Selected text -
[START]
Production of briquettes has become a thriving business for a youths group in Clay City, Kasarani.

Maisha Dhabiti Youths Group began with more than 100 members but now they are less than 30 members.

Briquettes are blocks of compressed charcoal dust, used as fuel and are friendly to the environment since they are odourless, burn longer and do not emit smoke.

In the recent past, Maisha Dhabiti Youths Group moved to conserve the environment through tree planting and garbage collection.

Then in March last year, an idea sparkled that they could earn a living from making charcoal without felling trees.

Fight unemployment

With a starting capital of Sh100,000 the group endeavoured to fight unemployment and drug abuse through keeping the youths busy.

“We pooled resources and bought a briquettes making machine with the help of our mentor, Robert Ngugi, which we have been using since then,” said the group’s chairperson, Nahashon Macharia.

Raw materials include coal dust which the group sources from charcoal dealers and water which members say is scarce most times.

“We mix the charcoal dust with water and condense it in the machine before putting the wet briquettes in the ‘green house’ to dry,” said Mr Macharia.

The drying process takes between one and four days, depending on the weather conditions.

On a good day, the group produces up to 30 sacks of briquettes, each weighing 50 kilogrammes. A kilo goes for Sh50, compared to charcoal which retails at around Sh70.
[END]
Data provided -
[START]
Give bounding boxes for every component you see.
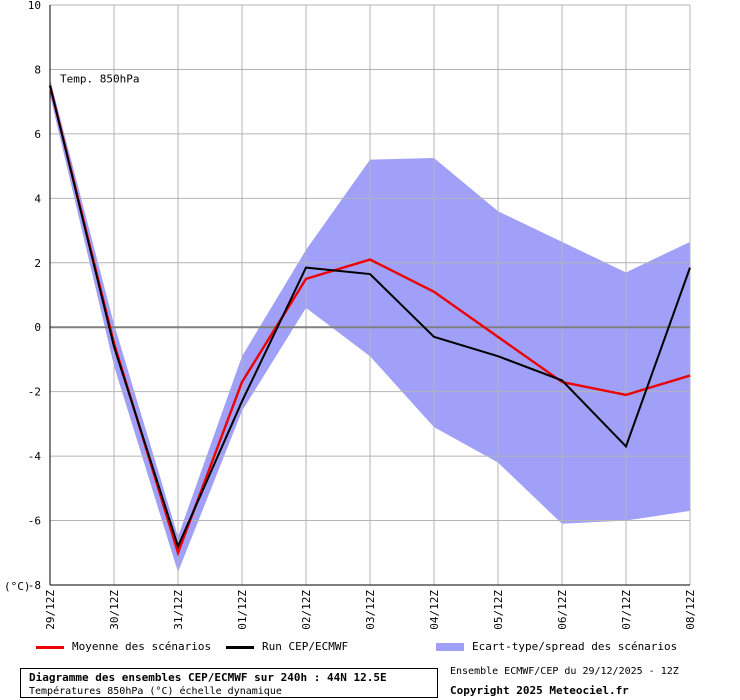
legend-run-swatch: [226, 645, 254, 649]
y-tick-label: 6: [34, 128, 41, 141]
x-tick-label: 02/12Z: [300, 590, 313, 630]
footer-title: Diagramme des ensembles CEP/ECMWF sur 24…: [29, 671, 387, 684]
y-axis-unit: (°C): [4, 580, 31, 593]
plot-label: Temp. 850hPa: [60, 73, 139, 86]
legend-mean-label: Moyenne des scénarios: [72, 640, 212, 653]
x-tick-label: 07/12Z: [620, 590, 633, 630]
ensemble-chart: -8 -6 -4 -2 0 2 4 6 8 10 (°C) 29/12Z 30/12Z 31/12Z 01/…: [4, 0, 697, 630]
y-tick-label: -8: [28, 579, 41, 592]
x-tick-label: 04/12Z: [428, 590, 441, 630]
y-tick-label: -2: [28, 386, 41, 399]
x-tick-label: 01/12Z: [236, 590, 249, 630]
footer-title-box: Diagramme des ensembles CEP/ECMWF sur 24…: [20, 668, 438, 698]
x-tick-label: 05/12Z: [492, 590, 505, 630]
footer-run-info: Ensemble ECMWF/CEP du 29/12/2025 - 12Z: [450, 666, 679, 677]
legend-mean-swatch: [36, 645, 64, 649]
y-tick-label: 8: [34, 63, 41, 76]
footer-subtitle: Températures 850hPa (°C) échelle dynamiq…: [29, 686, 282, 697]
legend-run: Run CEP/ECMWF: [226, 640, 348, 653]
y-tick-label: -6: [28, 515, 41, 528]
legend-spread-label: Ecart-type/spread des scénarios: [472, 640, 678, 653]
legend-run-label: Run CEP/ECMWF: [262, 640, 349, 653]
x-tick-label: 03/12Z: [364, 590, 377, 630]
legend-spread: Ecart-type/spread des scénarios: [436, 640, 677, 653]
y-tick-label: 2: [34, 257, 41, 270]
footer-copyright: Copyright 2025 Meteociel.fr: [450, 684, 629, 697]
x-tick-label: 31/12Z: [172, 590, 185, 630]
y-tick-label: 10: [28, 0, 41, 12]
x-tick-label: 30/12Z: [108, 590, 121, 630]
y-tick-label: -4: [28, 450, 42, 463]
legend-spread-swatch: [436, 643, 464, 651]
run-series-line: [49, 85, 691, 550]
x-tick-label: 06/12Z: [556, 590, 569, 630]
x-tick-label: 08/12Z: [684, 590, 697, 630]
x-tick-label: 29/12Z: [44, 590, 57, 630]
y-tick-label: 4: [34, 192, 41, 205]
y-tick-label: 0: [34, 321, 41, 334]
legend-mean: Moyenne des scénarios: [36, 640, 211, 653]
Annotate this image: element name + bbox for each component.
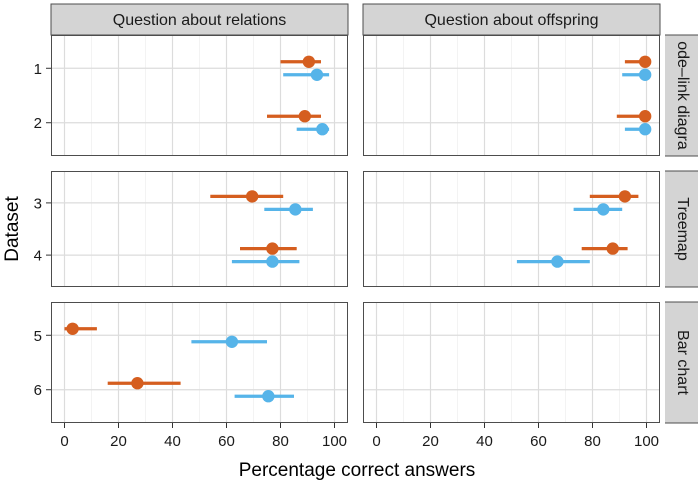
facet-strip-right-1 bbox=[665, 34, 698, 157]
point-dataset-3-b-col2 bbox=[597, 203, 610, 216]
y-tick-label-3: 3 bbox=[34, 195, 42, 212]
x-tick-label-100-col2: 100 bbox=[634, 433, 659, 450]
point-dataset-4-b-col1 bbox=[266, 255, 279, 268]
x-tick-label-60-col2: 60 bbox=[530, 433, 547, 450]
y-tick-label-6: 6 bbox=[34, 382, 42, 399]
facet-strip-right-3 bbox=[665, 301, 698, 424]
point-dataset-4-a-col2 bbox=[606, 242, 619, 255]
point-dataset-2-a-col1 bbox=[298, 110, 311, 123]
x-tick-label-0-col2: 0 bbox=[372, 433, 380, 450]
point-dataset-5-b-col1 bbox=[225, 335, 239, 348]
[END]
Challenges -
(1) Please output the stretch of the briquettes article from "Raw materials include" through "at around Sh70.", word for word.
(2) Return the stretch of the listing from the line containing "facet-strip-right-1 bbox=[665, 34, 698, 157]" through the listing's last line, with both ends included and nothing changed.
The briquettes article has nothing to do with the listing.

Responses per task -
(1)
Raw materials include coal dust which the group sources from charcoal dealers and water which members say is scarce most times.

“We mix the charcoal dust with water and condense it in the machine before putting the wet briquettes in the ‘green house’ to dry,” said Mr Macharia.

The drying process takes between one and four days, depending on the weather conditions.

On a good day, the group produces up to 30 sacks of briquettes, each weighing 50 kilogrammes. A kilo goes for Sh50, compared to charcoal which retails at around Sh70.

(2)
facet-strip-right-1 bbox=[665, 34, 698, 157]
point-dataset-3-b-col2 bbox=[597, 203, 610, 216]
y-tick-label-3: 3 bbox=[34, 195, 42, 212]
x-tick-label-100-col2: 100 bbox=[634, 433, 659, 450]
point-dataset-4-b-col1 bbox=[266, 255, 279, 268]
x-tick-label-60-col2: 60 bbox=[530, 433, 547, 450]
y-tick-label-6: 6 bbox=[34, 382, 42, 399]
facet-strip-right-3 bbox=[665, 301, 698, 424]
point-dataset-4-a-col2 bbox=[606, 242, 619, 255]
point-dataset-2-a-col1 bbox=[298, 110, 311, 123]
x-tick-label-0-col2: 0 bbox=[372, 433, 380, 450]
point-dataset-5-b-col1 bbox=[225, 335, 239, 348]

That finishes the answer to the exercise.